WORK REQUIRED: Report every line below that holds the word "Registry".

Dataset entries on figures
------------------------------------------------

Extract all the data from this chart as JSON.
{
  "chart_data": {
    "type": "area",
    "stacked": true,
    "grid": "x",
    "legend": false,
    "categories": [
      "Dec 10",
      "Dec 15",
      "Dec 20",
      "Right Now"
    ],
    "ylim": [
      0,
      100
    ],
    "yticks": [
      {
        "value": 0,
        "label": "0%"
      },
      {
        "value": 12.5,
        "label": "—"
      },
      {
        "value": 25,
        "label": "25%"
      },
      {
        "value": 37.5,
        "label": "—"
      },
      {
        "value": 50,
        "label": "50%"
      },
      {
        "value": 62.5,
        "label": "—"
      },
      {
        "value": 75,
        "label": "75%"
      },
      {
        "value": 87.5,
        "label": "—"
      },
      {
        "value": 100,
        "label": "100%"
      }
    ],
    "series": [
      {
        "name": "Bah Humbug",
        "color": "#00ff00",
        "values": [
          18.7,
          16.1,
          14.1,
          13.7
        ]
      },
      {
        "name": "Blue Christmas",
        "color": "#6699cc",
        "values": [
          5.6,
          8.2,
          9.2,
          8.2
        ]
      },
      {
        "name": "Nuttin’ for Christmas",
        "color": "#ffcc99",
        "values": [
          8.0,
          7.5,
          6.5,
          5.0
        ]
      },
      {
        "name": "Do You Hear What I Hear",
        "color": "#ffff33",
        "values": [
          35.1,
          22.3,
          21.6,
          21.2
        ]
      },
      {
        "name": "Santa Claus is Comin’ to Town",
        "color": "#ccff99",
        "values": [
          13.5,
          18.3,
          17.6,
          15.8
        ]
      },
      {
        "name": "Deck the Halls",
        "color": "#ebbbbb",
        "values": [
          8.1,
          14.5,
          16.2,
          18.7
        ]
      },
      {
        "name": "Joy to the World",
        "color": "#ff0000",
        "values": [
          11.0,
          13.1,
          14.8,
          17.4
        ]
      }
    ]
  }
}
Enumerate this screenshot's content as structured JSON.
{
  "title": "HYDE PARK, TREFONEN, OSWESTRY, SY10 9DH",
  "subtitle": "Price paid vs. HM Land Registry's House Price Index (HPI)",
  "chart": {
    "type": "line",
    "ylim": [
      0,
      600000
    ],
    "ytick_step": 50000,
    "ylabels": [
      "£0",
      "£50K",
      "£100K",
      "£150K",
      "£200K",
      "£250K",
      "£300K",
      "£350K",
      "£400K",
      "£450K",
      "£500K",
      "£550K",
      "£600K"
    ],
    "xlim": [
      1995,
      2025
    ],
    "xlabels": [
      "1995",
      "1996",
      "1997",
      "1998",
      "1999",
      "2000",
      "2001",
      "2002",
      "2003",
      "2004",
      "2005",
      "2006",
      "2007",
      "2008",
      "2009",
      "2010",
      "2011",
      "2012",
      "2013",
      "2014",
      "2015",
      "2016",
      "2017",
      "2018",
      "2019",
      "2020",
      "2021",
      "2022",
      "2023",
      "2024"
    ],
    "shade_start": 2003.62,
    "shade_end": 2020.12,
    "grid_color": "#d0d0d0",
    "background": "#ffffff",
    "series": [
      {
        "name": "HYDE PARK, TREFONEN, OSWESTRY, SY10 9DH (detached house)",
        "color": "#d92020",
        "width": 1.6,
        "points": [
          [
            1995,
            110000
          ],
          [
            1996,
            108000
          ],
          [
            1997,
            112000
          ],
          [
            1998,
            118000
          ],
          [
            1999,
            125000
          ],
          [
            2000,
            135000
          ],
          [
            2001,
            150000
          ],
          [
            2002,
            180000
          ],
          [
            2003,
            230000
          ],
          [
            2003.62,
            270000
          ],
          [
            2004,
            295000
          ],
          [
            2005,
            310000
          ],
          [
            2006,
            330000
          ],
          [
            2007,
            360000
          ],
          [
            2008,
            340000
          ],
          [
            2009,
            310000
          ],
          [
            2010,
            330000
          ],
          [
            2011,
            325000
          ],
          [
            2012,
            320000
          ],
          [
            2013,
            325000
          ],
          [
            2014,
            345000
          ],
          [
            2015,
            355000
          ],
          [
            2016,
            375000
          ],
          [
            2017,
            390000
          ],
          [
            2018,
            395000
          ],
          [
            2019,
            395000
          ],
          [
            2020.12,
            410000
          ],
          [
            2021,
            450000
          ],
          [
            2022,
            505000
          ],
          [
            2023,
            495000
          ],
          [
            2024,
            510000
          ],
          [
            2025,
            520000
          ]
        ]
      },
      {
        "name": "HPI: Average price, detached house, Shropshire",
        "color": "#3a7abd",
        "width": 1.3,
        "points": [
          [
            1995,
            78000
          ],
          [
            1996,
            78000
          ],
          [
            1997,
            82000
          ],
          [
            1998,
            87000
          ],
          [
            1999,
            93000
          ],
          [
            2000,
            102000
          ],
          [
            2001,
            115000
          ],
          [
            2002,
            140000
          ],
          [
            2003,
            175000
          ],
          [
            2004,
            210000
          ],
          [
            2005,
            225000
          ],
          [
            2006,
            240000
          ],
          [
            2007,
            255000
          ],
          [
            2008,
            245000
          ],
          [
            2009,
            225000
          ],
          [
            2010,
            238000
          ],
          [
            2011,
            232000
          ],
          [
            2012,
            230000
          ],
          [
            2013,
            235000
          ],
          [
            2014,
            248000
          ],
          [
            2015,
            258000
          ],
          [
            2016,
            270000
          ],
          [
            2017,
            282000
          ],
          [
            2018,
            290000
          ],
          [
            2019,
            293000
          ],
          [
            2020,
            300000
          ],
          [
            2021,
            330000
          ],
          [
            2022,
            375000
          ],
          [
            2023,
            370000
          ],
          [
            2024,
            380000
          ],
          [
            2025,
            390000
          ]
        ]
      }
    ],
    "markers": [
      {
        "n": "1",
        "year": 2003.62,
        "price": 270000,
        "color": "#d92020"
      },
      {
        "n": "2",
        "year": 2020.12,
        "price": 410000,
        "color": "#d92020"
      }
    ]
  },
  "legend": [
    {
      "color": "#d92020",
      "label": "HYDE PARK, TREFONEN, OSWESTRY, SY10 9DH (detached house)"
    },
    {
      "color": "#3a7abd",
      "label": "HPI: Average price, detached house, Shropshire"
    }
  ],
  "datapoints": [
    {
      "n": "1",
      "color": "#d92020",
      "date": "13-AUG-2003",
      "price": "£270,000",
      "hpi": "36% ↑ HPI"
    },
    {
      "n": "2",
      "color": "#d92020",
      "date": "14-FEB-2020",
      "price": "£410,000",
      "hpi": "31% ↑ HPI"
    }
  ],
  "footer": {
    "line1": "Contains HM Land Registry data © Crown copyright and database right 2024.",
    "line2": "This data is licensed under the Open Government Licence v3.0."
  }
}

------------------------------------------------

OUTPUT OF THE TASK:
  "subtitle": "Price paid vs. HM Land Registry's House Price Index (HPI)",
    "line1": "Contains HM Land Registry data © Crown copyright and database right 2024.",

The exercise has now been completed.